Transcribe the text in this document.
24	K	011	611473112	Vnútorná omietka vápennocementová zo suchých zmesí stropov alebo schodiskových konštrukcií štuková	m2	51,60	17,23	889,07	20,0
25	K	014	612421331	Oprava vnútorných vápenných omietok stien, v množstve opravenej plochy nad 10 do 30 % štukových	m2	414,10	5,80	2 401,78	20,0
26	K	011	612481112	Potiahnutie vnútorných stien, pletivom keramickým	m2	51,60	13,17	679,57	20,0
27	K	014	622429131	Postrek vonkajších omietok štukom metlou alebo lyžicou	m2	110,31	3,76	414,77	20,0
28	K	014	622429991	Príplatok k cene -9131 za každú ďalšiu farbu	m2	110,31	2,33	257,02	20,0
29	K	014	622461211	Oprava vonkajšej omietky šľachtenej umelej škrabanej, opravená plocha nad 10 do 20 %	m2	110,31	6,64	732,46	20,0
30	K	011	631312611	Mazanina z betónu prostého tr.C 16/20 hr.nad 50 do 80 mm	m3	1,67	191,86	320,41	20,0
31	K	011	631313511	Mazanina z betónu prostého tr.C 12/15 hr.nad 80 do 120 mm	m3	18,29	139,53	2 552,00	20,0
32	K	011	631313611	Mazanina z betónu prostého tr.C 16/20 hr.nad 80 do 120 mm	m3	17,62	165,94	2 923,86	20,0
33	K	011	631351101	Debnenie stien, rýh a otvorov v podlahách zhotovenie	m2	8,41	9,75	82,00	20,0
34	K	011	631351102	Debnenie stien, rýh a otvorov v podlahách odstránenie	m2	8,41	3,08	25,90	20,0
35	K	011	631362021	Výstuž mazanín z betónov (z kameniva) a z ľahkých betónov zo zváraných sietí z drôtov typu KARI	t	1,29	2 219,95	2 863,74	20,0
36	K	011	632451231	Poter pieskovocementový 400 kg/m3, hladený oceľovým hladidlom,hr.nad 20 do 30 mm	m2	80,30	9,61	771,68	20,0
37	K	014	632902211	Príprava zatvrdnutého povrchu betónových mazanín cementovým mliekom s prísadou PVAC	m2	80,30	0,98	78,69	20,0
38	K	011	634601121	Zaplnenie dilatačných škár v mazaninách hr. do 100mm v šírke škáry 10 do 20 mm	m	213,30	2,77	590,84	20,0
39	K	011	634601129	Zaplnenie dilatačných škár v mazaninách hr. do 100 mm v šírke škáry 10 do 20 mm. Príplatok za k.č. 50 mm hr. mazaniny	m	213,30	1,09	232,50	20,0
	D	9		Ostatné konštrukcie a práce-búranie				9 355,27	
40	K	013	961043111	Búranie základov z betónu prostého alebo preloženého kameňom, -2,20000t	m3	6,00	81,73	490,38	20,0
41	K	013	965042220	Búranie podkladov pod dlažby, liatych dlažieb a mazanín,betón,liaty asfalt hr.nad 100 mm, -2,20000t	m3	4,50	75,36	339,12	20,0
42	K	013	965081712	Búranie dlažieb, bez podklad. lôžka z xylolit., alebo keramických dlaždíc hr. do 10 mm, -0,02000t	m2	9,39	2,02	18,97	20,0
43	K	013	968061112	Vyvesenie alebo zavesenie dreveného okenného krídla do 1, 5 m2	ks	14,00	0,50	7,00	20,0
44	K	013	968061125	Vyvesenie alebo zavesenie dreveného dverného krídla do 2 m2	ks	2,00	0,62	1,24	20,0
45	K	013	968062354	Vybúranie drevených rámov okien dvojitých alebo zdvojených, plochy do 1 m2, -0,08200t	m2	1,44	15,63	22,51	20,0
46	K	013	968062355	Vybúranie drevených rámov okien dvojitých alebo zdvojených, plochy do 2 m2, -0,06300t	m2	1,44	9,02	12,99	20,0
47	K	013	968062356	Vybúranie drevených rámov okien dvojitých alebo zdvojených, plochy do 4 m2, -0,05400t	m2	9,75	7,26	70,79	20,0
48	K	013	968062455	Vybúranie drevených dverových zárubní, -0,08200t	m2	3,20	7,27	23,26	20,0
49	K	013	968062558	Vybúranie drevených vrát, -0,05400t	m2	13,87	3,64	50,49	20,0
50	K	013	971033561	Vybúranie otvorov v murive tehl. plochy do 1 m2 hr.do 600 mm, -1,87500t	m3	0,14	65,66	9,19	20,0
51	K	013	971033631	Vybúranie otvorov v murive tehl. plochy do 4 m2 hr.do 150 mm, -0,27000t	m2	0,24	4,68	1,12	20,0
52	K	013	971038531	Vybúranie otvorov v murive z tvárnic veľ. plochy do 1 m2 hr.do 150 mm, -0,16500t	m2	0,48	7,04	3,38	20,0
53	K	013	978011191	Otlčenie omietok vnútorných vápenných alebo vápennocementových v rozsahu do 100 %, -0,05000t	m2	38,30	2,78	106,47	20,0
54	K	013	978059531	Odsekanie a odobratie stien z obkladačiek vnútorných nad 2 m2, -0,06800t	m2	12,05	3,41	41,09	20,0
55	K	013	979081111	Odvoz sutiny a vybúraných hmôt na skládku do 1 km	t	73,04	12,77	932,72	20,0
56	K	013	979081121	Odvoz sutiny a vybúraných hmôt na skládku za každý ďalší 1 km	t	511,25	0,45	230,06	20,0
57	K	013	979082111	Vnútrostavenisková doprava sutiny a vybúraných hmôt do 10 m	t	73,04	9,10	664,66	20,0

- **Do this**
Restate the whole listing exactly, leaving out nothing.

- **Solution to this problem**
Transcribe the text in this document.
24	K	011	611473112	Vnútorná omietka vápennocementová zo suchých zmesí stropov alebo schodiskových konštrukcií štuková	m2	51,60	17,23	889,07	20,0
25	K	014	612421331	Oprava vnútorných vápenných omietok stien, v množstve opravenej plochy nad 10 do 30 % štukových	m2	414,10	5,80	2 401,78	20,0
26	K	011	612481112	Potiahnutie vnútorných stien, pletivom keramickým	m2	51,60	13,17	679,57	20,0
27	K	014	622429131	Postrek vonkajších omietok štukom metlou alebo lyžicou	m2	110,31	3,76	414,77	20,0
28	K	014	622429991	Príplatok k cene -9131 za každú ďalšiu farbu	m2	110,31	2,33	257,02	20,0
29	K	014	622461211	Oprava vonkajšej omietky šľachtenej umelej škrabanej, opravená plocha nad 10 do 20 %	m2	110,31	6,64	732,46	20,0
30	K	011	631312611	Mazanina z betónu prostého tr.C 16/20 hr.nad 50 do 80 mm	m3	1,67	191,86	320,41	20,0
31	K	011	631313511	Mazanina z betónu prostého tr.C 12/15 hr.nad 80 do 120 mm	m3	18,29	139,53	2 552,00	20,0
32	K	011	631313611	Mazanina z betónu prostého tr.C 16/20 hr.nad 80 do 120 mm	m3	17,62	165,94	2 923,86	20,0
33	K	011	631351101	Debnenie stien, rýh a otvorov v podlahách zhotovenie	m2	8,41	9,75	82,00	20,0
34	K	011	631351102	Debnenie stien, rýh a otvorov v podlahách odstránenie	m2	8,41	3,08	25,90	20,0
35	K	011	631362021	Výstuž mazanín z betónov (z kameniva) a z ľahkých betónov zo zváraných sietí z drôtov typu KARI	t	1,29	2 219,95	2 863,74	20,0
36	K	011	632451231	Poter pieskovocementový 400 kg/m3, hladený oceľovým hladidlom,hr.nad 20 do 30 mm	m2	80,30	9,61	771,68	20,0
37	K	014	632902211	Príprava zatvrdnutého povrchu betónových mazanín cementovým mliekom s prísadou PVAC	m2	80,30	0,98	78,69	20,0
38	K	011	634601121	Zaplnenie dilatačných škár v mazaninách hr. do 100mm v šírke škáry 10 do 20 mm	m	213,30	2,77	590,84	20,0
39	K	011	634601129	Zaplnenie dilatačných škár v mazaninách hr. do 100 mm v šírke škáry 10 do 20 mm. Príplatok za k.č. 50 mm hr. mazaniny	m	213,30	1,09	232,50	20,0
	D	9		Ostatné konštrukcie a práce-búranie				9 355,27	
40	K	013	961043111	Búranie základov z betónu prostého alebo preloženého kameňom, -2,20000t	m3	6,00	81,73	490,38	20,0
41	K	013	965042220	Búranie podkladov pod dlažby, liatych dlažieb a mazanín,betón,liaty asfalt hr.nad 100 mm, -2,20000t	m3	4,50	75,36	339,12	20,0
42	K	013	965081712	Búranie dlažieb, bez podklad. lôžka z xylolit., alebo keramických dlaždíc hr. do 10 mm, -0,02000t	m2	9,39	2,02	18,97	20,0
43	K	013	968061112	Vyvesenie alebo zavesenie dreveného okenného krídla do 1, 5 m2	ks	14,00	0,50	7,00	20,0
44	K	013	968061125	Vyvesenie alebo zavesenie dreveného dverného krídla do 2 m2	ks	2,00	0,62	1,24	20,0
45	K	013	968062354	Vybúranie drevených rámov okien dvojitých alebo zdvojených, plochy do 1 m2, -0,08200t	m2	1,44	15,63	22,51	20,0
46	K	013	968062355	Vybúranie drevených rámov okien dvojitých alebo zdvojených, plochy do 2 m2, -0,06300t	m2	1,44	9,02	12,99	20,0
47	K	013	968062356	Vybúranie drevených rámov okien dvojitých alebo zdvojených, plochy do 4 m2, -0,05400t	m2	9,75	7,26	70,79	20,0
48	K	013	968062455	Vybúranie drevených dverových zárubní, -0,08200t	m2	3,20	7,27	23,26	20,0
49	K	013	968062558	Vybúranie drevených vrát, -0,05400t	m2	13,87	3,64	50,49	20,0
50	K	013	971033561	Vybúranie otvorov v murive tehl. plochy do 1 m2 hr.do 600 mm, -1,87500t	m3	0,14	65,66	9,19	20,0
51	K	013	971033631	Vybúranie otvorov v murive tehl. plochy do 4 m2 hr.do 150 mm, -0,27000t	m2	0,24	4,68	1,12	20,0
52	K	013	971038531	Vybúranie otvorov v murive z tvárnic veľ. plochy do 1 m2 hr.do 150 mm, -0,16500t	m2	0,48	7,04	3,38	20,0
53	K	013	978011191	Otlčenie omietok vnútorných vápenných alebo vápennocementových v rozsahu do 100 %, -0,05000t	m2	38,30	2,78	106,47	20,0
54	K	013	978059531	Odsekanie a odobratie stien z obkladačiek vnútorných nad 2 m2, -0,06800t	m2	12,05	3,41	41,09	20,0
55	K	013	979081111	Odvoz sutiny a vybúraných hmôt na skládku do 1 km	t	73,04	12,77	932,72	20,0
56	K	013	979081121	Odvoz sutiny a vybúraných hmôt na skládku za každý ďalší 1 km	t	511,25	0,45	230,06	20,0
57	K	013	979082111	Vnútrostavenisková doprava sutiny a vybúraných hmôt do 10 m	t	73,04	9,10	664,66	20,0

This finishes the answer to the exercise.